> _RECORDS FOR PROCESSING_
————

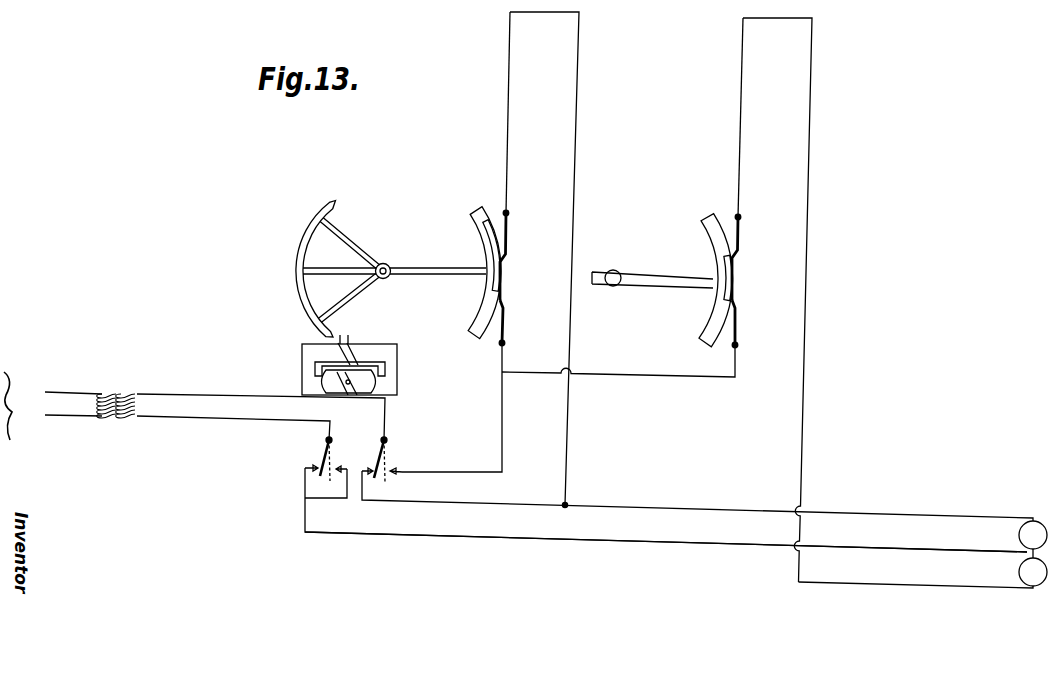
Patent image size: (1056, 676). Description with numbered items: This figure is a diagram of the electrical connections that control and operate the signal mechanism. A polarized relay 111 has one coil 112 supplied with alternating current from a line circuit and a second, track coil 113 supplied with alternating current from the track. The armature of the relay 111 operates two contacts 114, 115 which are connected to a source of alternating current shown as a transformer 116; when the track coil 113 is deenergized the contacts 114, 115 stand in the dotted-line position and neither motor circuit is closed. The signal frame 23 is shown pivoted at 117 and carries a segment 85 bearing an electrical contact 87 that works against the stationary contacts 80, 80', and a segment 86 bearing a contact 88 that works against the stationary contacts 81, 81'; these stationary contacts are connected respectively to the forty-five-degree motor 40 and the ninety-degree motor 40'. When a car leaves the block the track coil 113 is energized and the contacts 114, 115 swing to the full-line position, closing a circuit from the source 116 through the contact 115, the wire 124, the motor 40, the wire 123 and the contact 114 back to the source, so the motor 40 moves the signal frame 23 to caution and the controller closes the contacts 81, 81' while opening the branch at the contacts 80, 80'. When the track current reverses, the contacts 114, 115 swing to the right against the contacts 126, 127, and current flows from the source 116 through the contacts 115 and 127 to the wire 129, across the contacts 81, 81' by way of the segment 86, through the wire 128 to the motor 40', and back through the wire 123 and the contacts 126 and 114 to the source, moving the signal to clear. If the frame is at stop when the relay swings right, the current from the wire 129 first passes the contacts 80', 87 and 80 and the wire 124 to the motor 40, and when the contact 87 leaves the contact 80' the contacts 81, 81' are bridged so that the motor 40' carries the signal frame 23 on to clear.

————

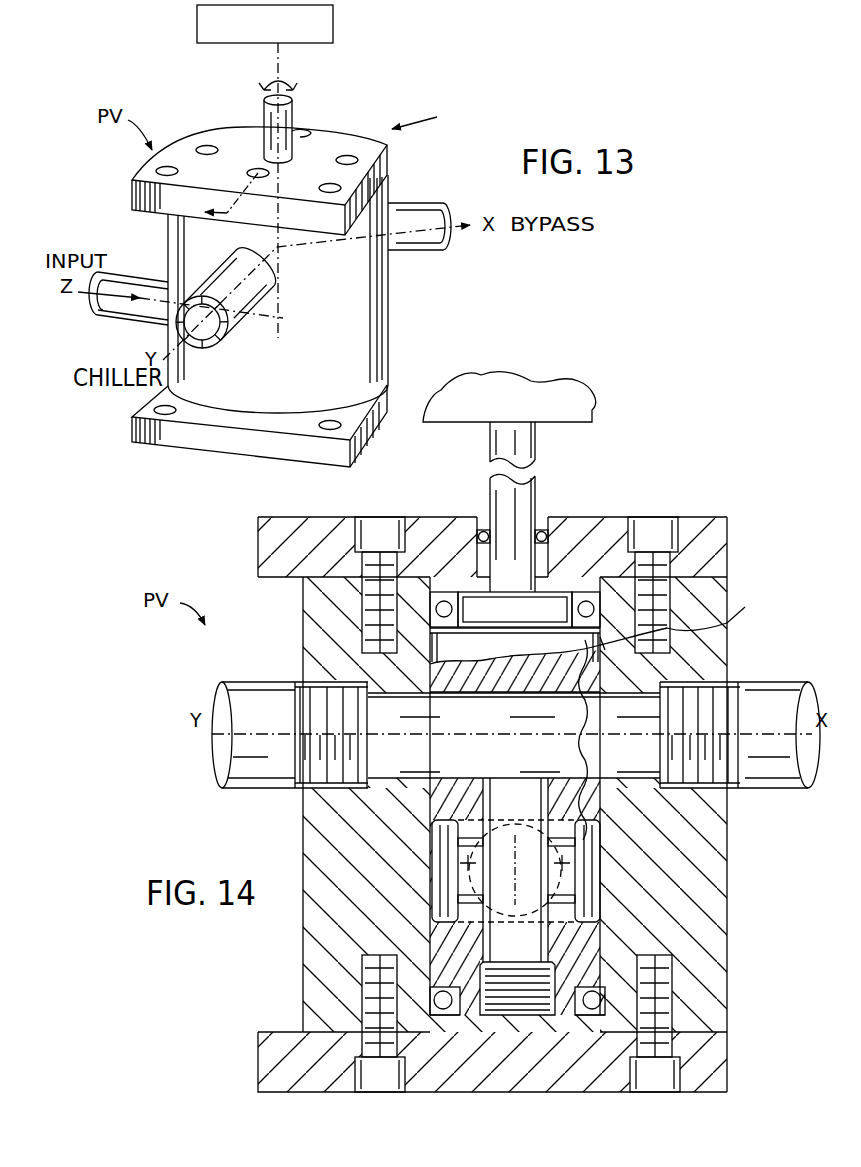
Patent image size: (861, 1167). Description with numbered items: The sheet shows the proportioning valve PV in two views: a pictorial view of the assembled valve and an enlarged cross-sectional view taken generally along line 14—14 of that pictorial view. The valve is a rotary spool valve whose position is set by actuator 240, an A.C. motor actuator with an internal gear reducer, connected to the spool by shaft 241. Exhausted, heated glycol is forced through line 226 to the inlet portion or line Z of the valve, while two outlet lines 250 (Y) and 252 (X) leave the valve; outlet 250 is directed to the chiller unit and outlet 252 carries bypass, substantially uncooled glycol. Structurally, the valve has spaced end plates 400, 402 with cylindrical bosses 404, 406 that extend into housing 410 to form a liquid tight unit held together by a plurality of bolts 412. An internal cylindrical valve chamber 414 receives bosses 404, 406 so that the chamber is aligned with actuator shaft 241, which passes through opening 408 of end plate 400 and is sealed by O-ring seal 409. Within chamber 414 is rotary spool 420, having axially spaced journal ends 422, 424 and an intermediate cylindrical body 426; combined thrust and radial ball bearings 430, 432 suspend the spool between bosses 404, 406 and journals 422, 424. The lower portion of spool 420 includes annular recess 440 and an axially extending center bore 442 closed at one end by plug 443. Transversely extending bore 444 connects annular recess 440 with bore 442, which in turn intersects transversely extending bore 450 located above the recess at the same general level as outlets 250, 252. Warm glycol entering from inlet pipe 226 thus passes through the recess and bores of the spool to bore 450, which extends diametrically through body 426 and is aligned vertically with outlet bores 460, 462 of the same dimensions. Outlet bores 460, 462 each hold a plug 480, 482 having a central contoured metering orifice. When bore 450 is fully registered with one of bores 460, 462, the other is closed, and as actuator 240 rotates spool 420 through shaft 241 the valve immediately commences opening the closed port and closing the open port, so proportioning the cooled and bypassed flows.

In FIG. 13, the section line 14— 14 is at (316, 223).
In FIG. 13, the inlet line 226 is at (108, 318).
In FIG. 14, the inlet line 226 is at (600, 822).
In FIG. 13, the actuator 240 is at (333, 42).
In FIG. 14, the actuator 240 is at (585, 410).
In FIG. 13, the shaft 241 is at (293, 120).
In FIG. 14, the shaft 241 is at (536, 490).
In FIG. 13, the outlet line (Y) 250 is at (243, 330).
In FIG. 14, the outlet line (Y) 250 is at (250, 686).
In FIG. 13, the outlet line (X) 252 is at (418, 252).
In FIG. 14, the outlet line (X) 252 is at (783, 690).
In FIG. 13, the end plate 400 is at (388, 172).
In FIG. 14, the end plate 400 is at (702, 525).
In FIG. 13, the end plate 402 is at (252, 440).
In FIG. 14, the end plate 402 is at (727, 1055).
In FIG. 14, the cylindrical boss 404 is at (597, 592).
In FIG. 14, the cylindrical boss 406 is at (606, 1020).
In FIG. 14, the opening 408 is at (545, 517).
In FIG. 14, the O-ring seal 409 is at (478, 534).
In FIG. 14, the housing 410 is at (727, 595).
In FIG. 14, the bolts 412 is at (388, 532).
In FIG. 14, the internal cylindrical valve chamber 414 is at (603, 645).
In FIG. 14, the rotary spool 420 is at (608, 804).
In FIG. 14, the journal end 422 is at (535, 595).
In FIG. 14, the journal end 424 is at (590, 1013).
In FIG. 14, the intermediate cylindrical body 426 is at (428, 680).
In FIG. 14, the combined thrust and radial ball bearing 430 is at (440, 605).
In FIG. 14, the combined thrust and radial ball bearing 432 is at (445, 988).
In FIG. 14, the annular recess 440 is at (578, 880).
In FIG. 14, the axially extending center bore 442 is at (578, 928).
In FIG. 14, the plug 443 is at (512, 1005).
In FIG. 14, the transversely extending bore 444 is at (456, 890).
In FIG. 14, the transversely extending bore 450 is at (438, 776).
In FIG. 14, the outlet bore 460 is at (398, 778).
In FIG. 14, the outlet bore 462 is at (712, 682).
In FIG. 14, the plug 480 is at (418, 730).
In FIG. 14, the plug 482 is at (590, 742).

————

> _WHAT THE TASK REQUIRES_
Which lines in the rows above contain the word "frame"? Copy each of those lines in full.

> _FINISHED TASK_
Patent image size: (1056, 676). Description with numbered items: This figure is a diagram of the electrical connections that control and operate the signal mechanism. A polarized relay 111 has one coil 112 supplied with alternating current from a line circuit and a second, track coil 113 supplied with alternating current from the track. The armature of the relay 111 operates two contacts 114, 115 which are connected to a source of alternating current shown as a transformer 116; when the track coil 113 is deenergized the contacts 114, 115 stand in the dotted-line position and neither motor circuit is closed. The signal frame 23 is shown pivoted at 117 and carries a segment 85 bearing an electrical contact 87 that works against the stationary contacts 80, 80', and a segment 86 bearing a contact 88 that works against the stationary contacts 81, 81'; these stationary contacts are connected respectively to the forty-five-degree motor 40 and the ninety-degree motor 40'. When a car leaves the block the track coil 113 is energized and the contacts 114, 115 swing to the full-line position, closing a circuit from the source 116 through the contact 115, the wire 124, the motor 40, the wire 123 and the contact 114 back to the source, so the motor 40 moves the signal frame 23 to caution and the controller closes the contacts 81, 81' while opening the branch at the contacts 80, 80'. When the track current reverses, the contacts 114, 115 swing to the right against the contacts 126, 127, and current flows from the source 116 through the contacts 115 and 127 to the wire 129, across the contacts 81, 81' by way of the segment 86, through the wire 128 to the motor 40', and back through the wire 123 and the contacts 126 and 114 to the source, moving the signal to clear. If the frame is at stop when the relay swings right, the current from the wire 129 first passes the contacts 80', 87 and 80 and the wire 124 to the motor 40, and when the contact 87 leaves the contact 80' the contacts 81, 81' are bridged so that the motor 40' carries the signal frame 23 on to clear.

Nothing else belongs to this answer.